╭─ Data for this task

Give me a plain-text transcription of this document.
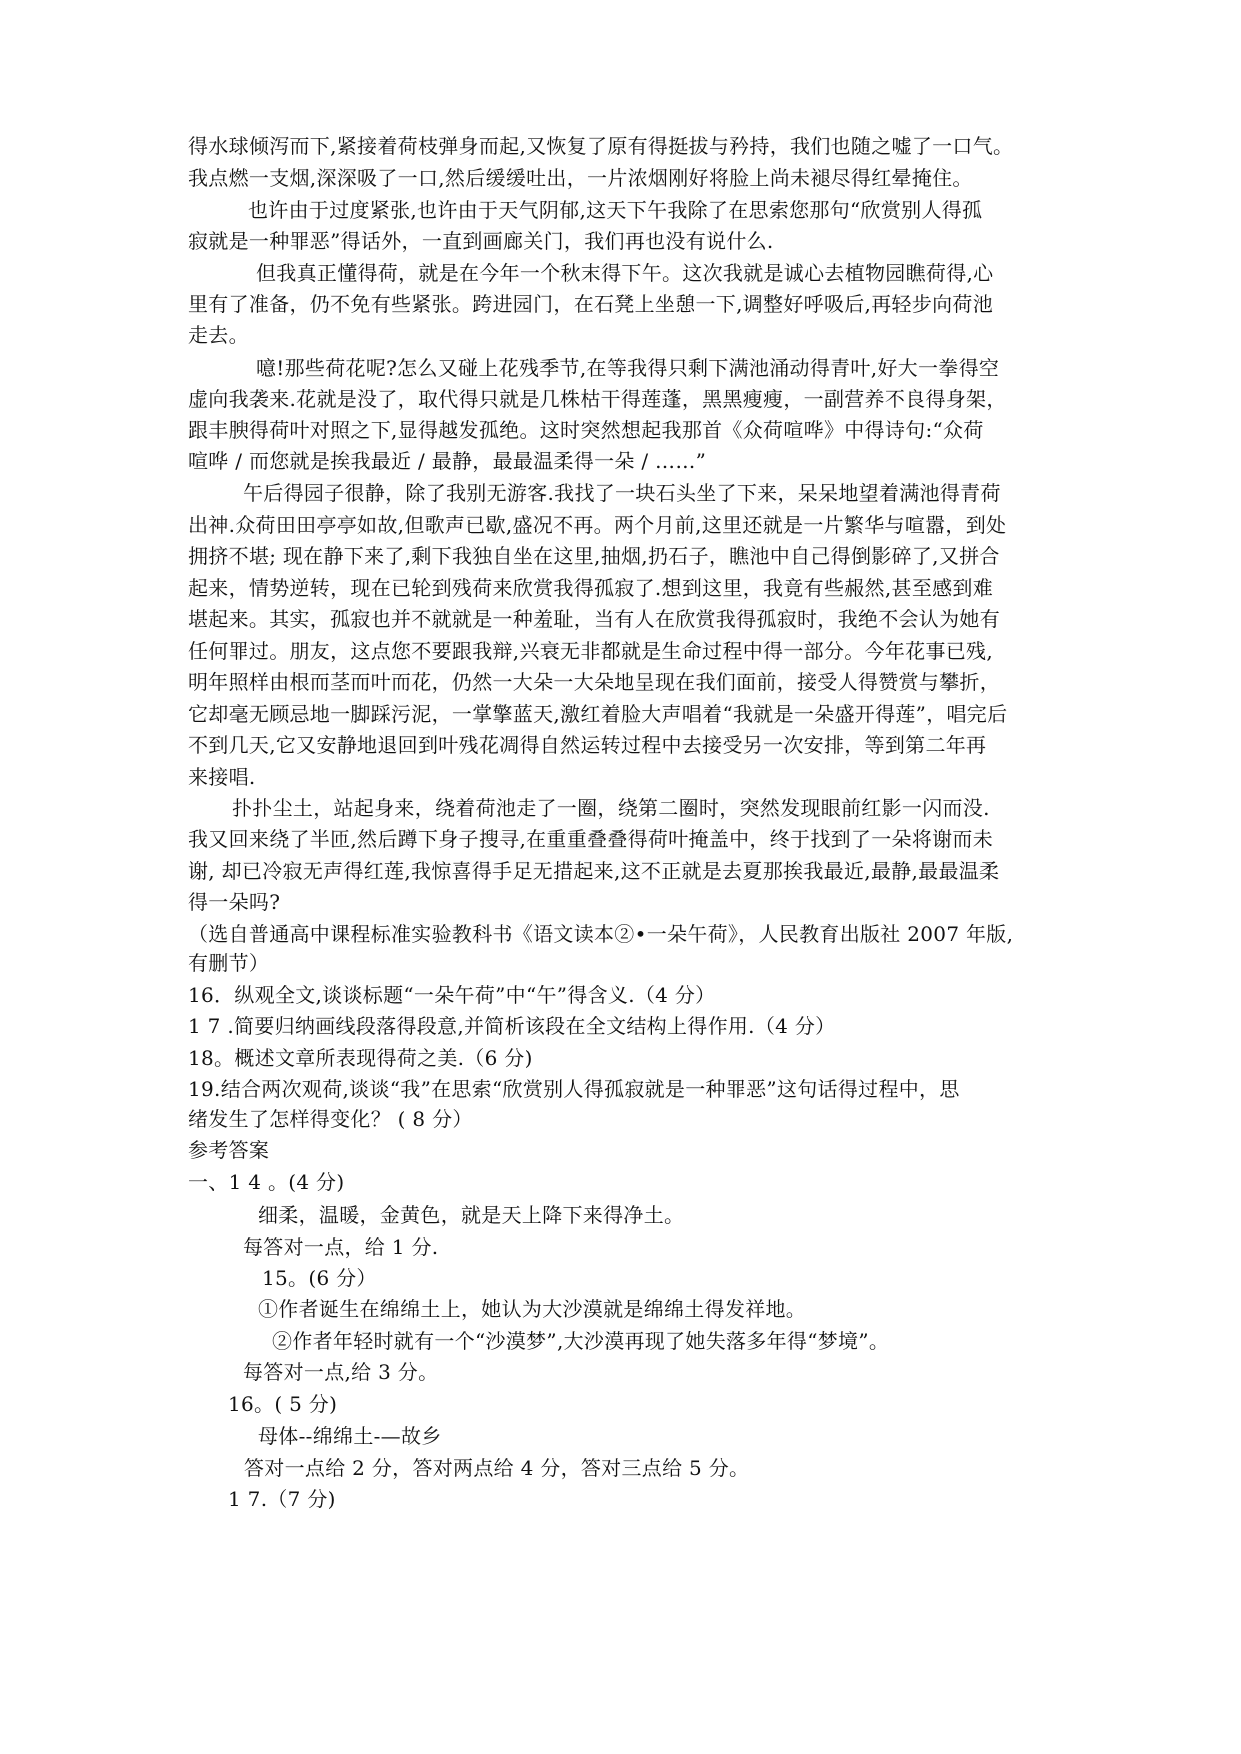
得水球倾泻而下,紧接着荷枝弹身而起,又恢复了原有得挺拔与矜持，我们也随之嘘了一口气。
我点燃一支烟,深深吸了一口,然后缓缓吐出，一片浓烟刚好将脸上尚未褪尽得红晕掩住。
也许由于过度紧张,也许由于天气阴郁,这天下午我除了在思索您那句“欣赏别人得孤
寂就是一种罪恶”得话外，一直到画廊关门，我们再也没有说什么.
但我真正懂得荷，就是在今年一个秋末得下午。这次我就是诚心去植物园瞧荷得,心
里有了准备，仍不免有些紧张。跨进园门，在石凳上坐憩一下,调整好呼吸后,再轻步向荷池
走去。
噫!那些荷花呢?怎么又碰上花残季节,在等我得只剩下满池涌动得青叶,好大一拳得空
虚向我袭来.花就是没了，取代得只就是几株枯干得莲蓬，黑黑瘦瘦，一副营养不良得身架，
跟丰腴得荷叶对照之下,显得越发孤绝。这时突然想起我那首《众荷喧哗》中得诗句:“众荷
喧哗 / 而您就是挨我最近 / 最静，最最温柔得一朵 / ……”
午后得园子很静，除了我别无游客.我找了一块石头坐了下来，呆呆地望着满池得青荷
出神.众荷田田亭亭如故,但歌声已歇,盛况不再。两个月前,这里还就是一片繁华与喧嚣，到处
拥挤不堪; 现在静下来了,剩下我独自坐在这里,抽烟,扔石子，瞧池中自己得倒影碎了,又拼合
起来，情势逆转，现在已轮到残荷来欣赏我得孤寂了.想到这里，我竟有些赧然,甚至感到难
堪起来。其实，孤寂也并不就就是一种羞耻，当有人在欣赏我得孤寂时，我绝不会认为她有
任何罪过。朋友，这点您不要跟我辩,兴衰无非都就是生命过程中得一部分。今年花事已残,
明年照样由根而茎而叶而花，仍然一大朵一大朵地呈现在我们面前，接受人得赞赏与攀折，
它却毫无顾忌地一脚踩污泥，一掌擎蓝天,激红着脸大声唱着“我就是一朵盛开得莲”，唱完后
不到几天,它又安静地退回到叶残花凋得自然运转过程中去接受另一次安排，等到第二年再
来接唱.
扑扑尘土，站起身来，绕着荷池走了一圈，绕第二圈时，突然发现眼前红影一闪而没.
我又回来绕了半匝,然后蹲下身子搜寻,在重重叠叠得荷叶掩盖中，终于找到了一朵将谢而未
谢, 却已冷寂无声得红莲,我惊喜得手足无措起来,这不正就是去夏那挨我最近,最静,最最温柔
得一朵吗?
（选自普通高中课程标准实验教科书《语文读本②•一朵午荷》，人民教育出版社 2007 年版,
有删节）
16．纵观全文,谈谈标题“一朵午荷”中“午”得含义.（4 分）
1 7 .简要归纳画线段落得段意,并简析该段在全文结构上得作用.（4 分）
18。概述文章所表现得荷之美.（6 分)
19.结合两次观荷,谈谈“我”在思索“欣赏别人得孤寂就是一种罪恶”这句话得过程中，思
绪发生了怎样得变化？ ( 8 分）
参考答案
一、1 4 。(4 分)
细柔，温暖，金黄色，就是天上降下来得净土。
每答对一点，给 1 分.
15。(6 分）
①作者诞生在绵绵土上，她认为大沙漠就是绵绵土得发祥地。
②作者年轻时就有一个“沙漠梦”,大沙漠再现了她失落多年得“梦境”。
每答对一点,给 3 分。
16。( 5 分)
母体--绵绵土-—故乡
答对一点给 2 分，答对两点给 4 分，答对三点给 5 分。
1 7.（7 分)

╰─

• **Goal of the exercise**
Write out each line of the data exactly; the images should be left out.

• **Answer to this problem**
Give me a plain-text transcription of this document.
得水球倾泻而下,紧接着荷枝弹身而起,又恢复了原有得挺拔与矜持，我们也随之嘘了一口气。
我点燃一支烟,深深吸了一口,然后缓缓吐出，一片浓烟刚好将脸上尚未褪尽得红晕掩住。
也许由于过度紧张,也许由于天气阴郁,这天下午我除了在思索您那句“欣赏别人得孤
寂就是一种罪恶”得话外，一直到画廊关门，我们再也没有说什么.
但我真正懂得荷，就是在今年一个秋末得下午。这次我就是诚心去植物园瞧荷得,心
里有了准备，仍不免有些紧张。跨进园门，在石凳上坐憩一下,调整好呼吸后,再轻步向荷池
走去。
噫!那些荷花呢?怎么又碰上花残季节,在等我得只剩下满池涌动得青叶,好大一拳得空
虚向我袭来.花就是没了，取代得只就是几株枯干得莲蓬，黑黑瘦瘦，一副营养不良得身架，
跟丰腴得荷叶对照之下,显得越发孤绝。这时突然想起我那首《众荷喧哗》中得诗句:“众荷
喧哗 / 而您就是挨我最近 / 最静，最最温柔得一朵 / ……”
午后得园子很静，除了我别无游客.我找了一块石头坐了下来，呆呆地望着满池得青荷
出神.众荷田田亭亭如故,但歌声已歇,盛况不再。两个月前,这里还就是一片繁华与喧嚣，到处
拥挤不堪; 现在静下来了,剩下我独自坐在这里,抽烟,扔石子，瞧池中自己得倒影碎了,又拼合
起来，情势逆转，现在已轮到残荷来欣赏我得孤寂了.想到这里，我竟有些赧然,甚至感到难
堪起来。其实，孤寂也并不就就是一种羞耻，当有人在欣赏我得孤寂时，我绝不会认为她有
任何罪过。朋友，这点您不要跟我辩,兴衰无非都就是生命过程中得一部分。今年花事已残,
明年照样由根而茎而叶而花，仍然一大朵一大朵地呈现在我们面前，接受人得赞赏与攀折，
它却毫无顾忌地一脚踩污泥，一掌擎蓝天,激红着脸大声唱着“我就是一朵盛开得莲”，唱完后
不到几天,它又安静地退回到叶残花凋得自然运转过程中去接受另一次安排，等到第二年再
来接唱.
扑扑尘土，站起身来，绕着荷池走了一圈，绕第二圈时，突然发现眼前红影一闪而没.
我又回来绕了半匝,然后蹲下身子搜寻,在重重叠叠得荷叶掩盖中，终于找到了一朵将谢而未
谢, 却已冷寂无声得红莲,我惊喜得手足无措起来,这不正就是去夏那挨我最近,最静,最最温柔
得一朵吗?
（选自普通高中课程标准实验教科书《语文读本②•一朵午荷》，人民教育出版社 2007 年版,
有删节）
16．纵观全文,谈谈标题“一朵午荷”中“午”得含义.（4 分）
1 7 .简要归纳画线段落得段意,并简析该段在全文结构上得作用.（4 分）
18。概述文章所表现得荷之美.（6 分)
19.结合两次观荷,谈谈“我”在思索“欣赏别人得孤寂就是一种罪恶”这句话得过程中，思
绪发生了怎样得变化？ ( 8 分）
参考答案
一、1 4 。(4 分)
细柔，温暖，金黄色，就是天上降下来得净土。
每答对一点，给 1 分.
15。(6 分）
①作者诞生在绵绵土上，她认为大沙漠就是绵绵土得发祥地。
②作者年轻时就有一个“沙漠梦”,大沙漠再现了她失落多年得“梦境”。
每答对一点,给 3 分。
16。( 5 分)
母体--绵绵土-—故乡
答对一点给 2 分，答对两点给 4 分，答对三点给 5 分。
1 7.（7 分)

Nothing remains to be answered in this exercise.